From the line containing "Parse this screenshot: output" to the last line of the data below, copy everything exactly and nothing else; pictures stay out.

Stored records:
§ §
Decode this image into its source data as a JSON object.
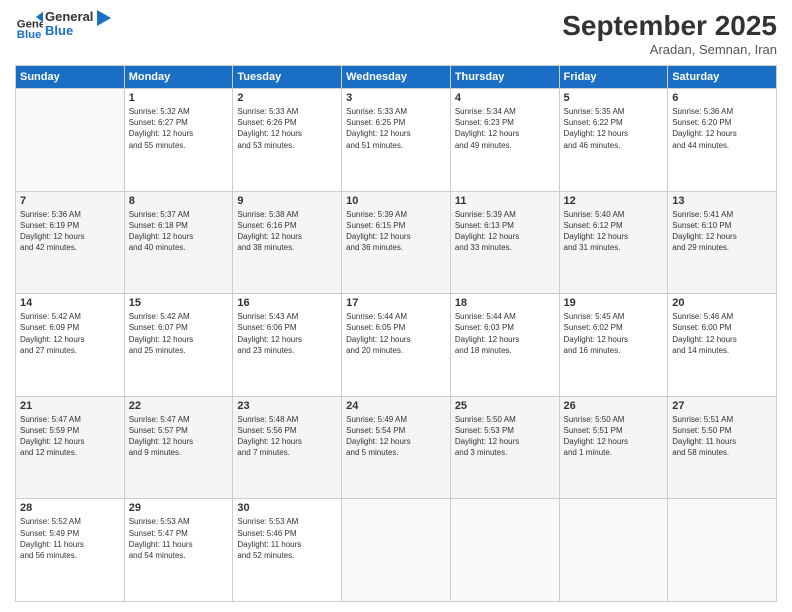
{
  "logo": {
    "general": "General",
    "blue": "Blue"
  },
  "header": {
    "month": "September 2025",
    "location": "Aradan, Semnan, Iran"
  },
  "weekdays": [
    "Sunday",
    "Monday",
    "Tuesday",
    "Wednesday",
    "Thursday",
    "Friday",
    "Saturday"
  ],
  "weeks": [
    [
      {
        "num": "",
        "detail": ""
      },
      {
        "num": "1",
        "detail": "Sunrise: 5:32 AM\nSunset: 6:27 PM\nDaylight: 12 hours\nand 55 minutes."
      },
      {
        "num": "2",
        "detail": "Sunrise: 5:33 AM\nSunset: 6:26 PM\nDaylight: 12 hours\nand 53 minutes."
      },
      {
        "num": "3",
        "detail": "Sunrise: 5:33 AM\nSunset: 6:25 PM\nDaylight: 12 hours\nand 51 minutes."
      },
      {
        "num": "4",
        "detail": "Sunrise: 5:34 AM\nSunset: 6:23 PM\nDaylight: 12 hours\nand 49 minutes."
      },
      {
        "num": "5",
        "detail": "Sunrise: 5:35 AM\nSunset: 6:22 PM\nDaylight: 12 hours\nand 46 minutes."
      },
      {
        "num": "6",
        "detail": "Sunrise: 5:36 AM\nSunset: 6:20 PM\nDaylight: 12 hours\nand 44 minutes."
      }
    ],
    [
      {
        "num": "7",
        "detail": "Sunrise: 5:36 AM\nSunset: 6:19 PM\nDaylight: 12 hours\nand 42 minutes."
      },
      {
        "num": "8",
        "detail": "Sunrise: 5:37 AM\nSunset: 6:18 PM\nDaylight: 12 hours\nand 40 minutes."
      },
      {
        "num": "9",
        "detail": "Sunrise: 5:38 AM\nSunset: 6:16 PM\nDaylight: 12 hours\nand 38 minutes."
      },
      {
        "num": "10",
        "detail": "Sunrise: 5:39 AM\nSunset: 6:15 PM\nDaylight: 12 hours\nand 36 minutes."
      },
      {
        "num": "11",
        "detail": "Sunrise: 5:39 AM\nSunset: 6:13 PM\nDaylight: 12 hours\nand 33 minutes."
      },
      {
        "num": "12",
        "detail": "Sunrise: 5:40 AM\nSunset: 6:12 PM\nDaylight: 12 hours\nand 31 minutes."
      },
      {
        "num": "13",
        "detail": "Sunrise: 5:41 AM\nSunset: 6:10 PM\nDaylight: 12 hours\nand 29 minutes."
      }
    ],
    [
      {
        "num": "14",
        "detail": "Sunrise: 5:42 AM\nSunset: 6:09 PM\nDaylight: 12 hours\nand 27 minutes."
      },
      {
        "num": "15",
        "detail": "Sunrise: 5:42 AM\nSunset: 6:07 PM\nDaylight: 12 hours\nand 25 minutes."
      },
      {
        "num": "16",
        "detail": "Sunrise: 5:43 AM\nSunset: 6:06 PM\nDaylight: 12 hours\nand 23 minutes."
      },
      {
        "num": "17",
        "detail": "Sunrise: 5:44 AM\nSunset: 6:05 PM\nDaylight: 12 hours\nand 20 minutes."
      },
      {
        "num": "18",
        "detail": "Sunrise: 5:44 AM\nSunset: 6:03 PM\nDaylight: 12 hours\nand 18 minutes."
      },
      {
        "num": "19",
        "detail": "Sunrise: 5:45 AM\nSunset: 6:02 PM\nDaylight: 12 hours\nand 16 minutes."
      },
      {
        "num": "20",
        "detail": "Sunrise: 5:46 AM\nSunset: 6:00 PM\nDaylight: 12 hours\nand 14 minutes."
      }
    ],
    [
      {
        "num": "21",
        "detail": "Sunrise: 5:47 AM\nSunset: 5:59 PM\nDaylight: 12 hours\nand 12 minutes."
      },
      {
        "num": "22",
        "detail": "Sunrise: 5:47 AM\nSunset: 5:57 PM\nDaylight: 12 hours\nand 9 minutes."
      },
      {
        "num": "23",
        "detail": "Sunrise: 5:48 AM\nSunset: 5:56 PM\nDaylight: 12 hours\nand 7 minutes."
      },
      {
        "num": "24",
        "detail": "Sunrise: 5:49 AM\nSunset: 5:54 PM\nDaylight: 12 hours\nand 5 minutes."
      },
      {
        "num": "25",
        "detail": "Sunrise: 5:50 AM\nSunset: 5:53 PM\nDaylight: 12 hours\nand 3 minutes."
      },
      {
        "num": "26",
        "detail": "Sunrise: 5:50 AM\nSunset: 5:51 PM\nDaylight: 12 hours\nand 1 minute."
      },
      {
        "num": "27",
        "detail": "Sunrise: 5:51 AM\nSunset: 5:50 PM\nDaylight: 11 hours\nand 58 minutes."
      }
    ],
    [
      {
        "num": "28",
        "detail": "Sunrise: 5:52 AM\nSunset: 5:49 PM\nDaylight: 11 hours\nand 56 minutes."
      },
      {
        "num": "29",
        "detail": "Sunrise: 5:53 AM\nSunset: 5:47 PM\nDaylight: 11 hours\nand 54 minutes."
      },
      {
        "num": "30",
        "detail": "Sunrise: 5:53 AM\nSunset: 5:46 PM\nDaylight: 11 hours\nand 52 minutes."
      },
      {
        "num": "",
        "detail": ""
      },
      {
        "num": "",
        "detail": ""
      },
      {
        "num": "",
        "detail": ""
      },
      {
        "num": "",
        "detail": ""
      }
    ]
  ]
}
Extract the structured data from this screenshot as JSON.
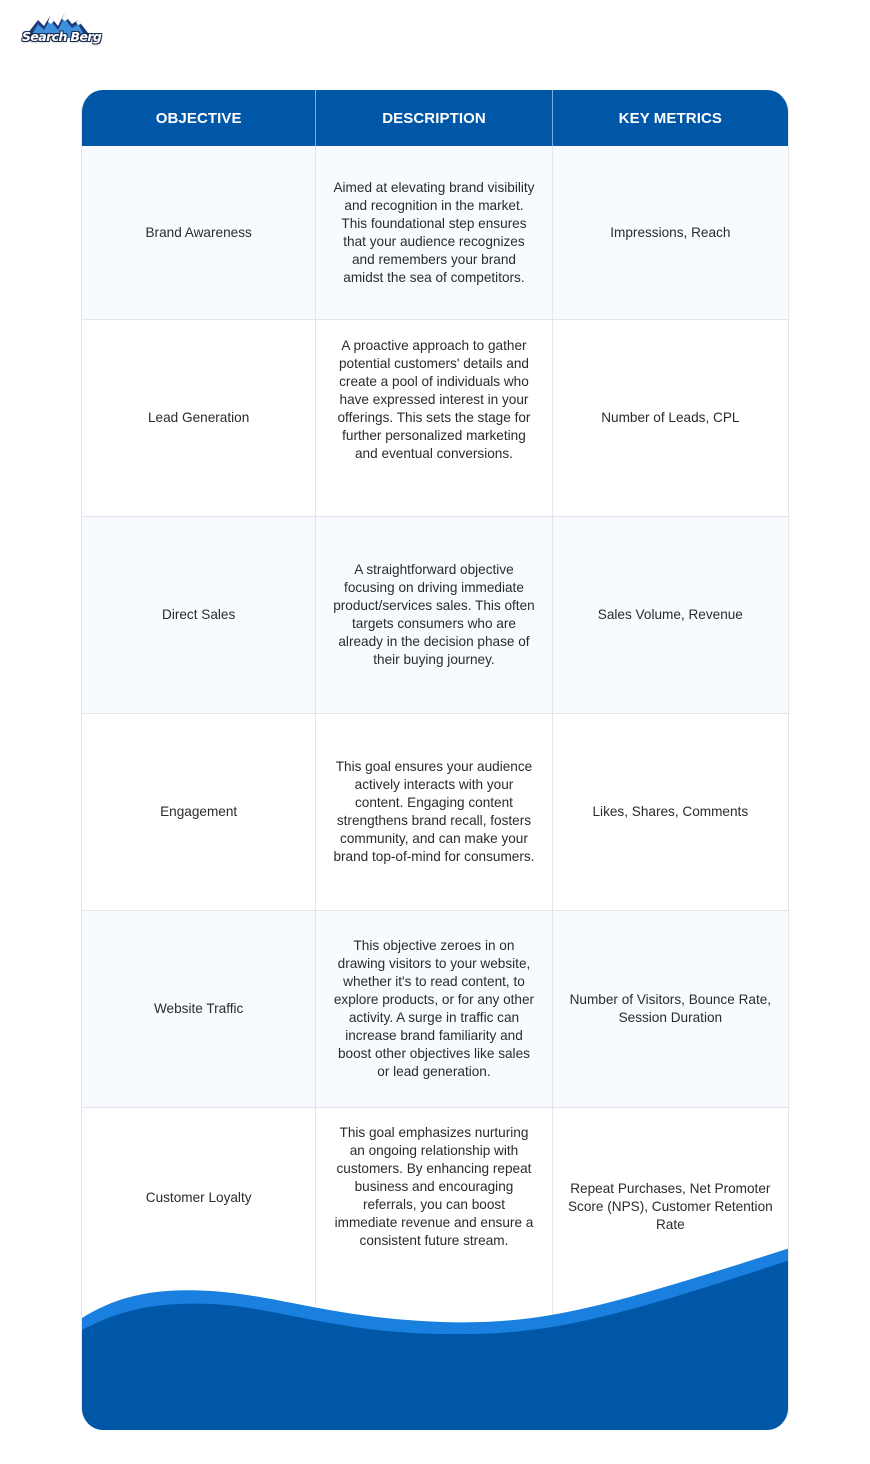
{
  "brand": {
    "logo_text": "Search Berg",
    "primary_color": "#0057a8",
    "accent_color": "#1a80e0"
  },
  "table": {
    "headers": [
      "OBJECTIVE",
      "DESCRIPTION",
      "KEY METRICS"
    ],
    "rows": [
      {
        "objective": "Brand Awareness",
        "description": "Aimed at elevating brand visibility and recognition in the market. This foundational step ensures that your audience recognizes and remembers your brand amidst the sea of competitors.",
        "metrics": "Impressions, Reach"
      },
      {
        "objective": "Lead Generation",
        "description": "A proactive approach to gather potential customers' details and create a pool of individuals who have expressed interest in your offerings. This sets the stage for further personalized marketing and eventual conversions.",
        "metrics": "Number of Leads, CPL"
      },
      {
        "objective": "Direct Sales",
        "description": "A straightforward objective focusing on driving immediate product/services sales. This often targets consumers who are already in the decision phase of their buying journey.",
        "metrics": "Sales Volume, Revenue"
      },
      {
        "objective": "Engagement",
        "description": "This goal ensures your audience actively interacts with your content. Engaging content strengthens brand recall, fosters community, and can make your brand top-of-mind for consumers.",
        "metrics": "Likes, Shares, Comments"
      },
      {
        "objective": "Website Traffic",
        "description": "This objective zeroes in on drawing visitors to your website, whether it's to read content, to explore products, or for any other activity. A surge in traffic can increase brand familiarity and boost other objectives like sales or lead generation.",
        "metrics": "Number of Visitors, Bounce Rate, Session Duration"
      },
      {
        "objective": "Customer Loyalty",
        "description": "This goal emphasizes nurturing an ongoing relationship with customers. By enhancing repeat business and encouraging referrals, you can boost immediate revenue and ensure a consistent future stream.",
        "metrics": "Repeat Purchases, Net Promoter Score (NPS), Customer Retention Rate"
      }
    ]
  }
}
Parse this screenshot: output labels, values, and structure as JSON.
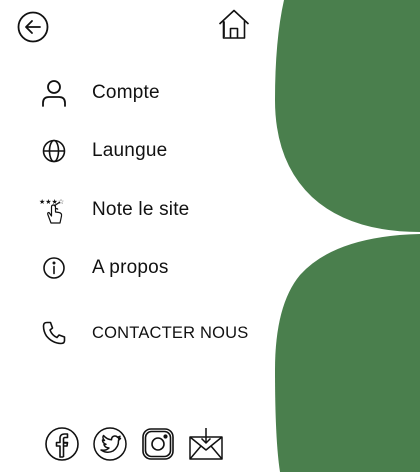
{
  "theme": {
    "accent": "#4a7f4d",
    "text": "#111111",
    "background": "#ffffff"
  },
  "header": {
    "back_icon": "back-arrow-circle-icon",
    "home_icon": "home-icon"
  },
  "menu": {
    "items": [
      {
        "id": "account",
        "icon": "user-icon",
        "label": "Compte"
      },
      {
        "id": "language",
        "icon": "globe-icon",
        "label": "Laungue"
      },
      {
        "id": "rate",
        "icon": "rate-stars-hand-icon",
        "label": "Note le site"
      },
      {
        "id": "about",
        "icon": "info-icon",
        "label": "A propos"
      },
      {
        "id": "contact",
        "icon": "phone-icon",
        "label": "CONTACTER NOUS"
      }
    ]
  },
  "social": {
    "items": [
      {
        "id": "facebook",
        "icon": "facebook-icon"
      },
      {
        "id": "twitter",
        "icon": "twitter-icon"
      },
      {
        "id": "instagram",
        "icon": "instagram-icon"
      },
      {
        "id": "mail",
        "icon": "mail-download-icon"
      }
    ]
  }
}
§ §
Exercise answer:
Parse this screenshot: output labels, values, and structure as JSON.
{
  "theme": {
    "accent": "#4a7f4d",
    "text": "#111111",
    "background": "#ffffff"
  },
  "header": {
    "back_icon": "back-arrow-circle-icon",
    "home_icon": "home-icon"
  },
  "menu": {
    "items": [
      {
        "id": "account",
        "icon": "user-icon",
        "label": "Compte"
      },
      {
        "id": "language",
        "icon": "globe-icon",
        "label": "Laungue"
      },
      {
        "id": "rate",
        "icon": "rate-stars-hand-icon",
        "label": "Note le site"
      },
      {
        "id": "about",
        "icon": "info-icon",
        "label": "A propos"
      },
      {
        "id": "contact",
        "icon": "phone-icon",
        "label": "CONTACTER NOUS"
      }
    ]
  },
  "social": {
    "items": [
      {
        "id": "facebook",
        "icon": "facebook-icon"
      },
      {
        "id": "twitter",
        "icon": "twitter-icon"
      },
      {
        "id": "instagram",
        "icon": "instagram-icon"
      },
      {
        "id": "mail",
        "icon": "mail-download-icon"
      }
    ]
  }
}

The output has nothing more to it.